(Saved data entries)
══════════════════════════════
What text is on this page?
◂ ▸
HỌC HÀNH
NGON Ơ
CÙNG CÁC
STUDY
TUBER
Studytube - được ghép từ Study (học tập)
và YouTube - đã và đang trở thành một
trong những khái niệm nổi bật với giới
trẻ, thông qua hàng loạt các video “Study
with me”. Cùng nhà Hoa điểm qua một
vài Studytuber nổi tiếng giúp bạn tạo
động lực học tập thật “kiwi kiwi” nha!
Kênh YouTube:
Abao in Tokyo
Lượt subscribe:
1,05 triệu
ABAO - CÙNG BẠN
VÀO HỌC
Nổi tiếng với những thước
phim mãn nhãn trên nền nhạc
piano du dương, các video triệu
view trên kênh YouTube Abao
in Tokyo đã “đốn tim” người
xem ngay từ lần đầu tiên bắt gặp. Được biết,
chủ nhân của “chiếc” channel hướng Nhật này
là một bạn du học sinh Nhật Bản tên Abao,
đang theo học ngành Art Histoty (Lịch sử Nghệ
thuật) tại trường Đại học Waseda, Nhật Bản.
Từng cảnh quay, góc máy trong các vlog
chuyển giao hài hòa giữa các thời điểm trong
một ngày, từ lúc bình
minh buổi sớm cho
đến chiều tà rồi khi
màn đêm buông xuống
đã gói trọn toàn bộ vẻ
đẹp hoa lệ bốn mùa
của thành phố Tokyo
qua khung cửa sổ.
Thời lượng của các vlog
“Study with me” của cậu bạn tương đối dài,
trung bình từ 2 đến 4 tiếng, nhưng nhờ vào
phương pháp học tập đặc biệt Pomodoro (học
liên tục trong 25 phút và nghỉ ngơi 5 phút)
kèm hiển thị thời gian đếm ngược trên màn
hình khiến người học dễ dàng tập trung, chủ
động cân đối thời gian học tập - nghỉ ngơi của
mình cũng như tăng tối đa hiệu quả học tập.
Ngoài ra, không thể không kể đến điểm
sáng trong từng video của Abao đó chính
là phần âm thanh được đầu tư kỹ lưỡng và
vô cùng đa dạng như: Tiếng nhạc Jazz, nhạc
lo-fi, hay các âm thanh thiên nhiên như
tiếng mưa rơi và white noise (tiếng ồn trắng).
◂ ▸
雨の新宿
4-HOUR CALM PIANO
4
══════════════════════════════
__What you are asked to do__: Give the count of lines in the data above that hold the string "động", with no additional words.

__Task result__: 2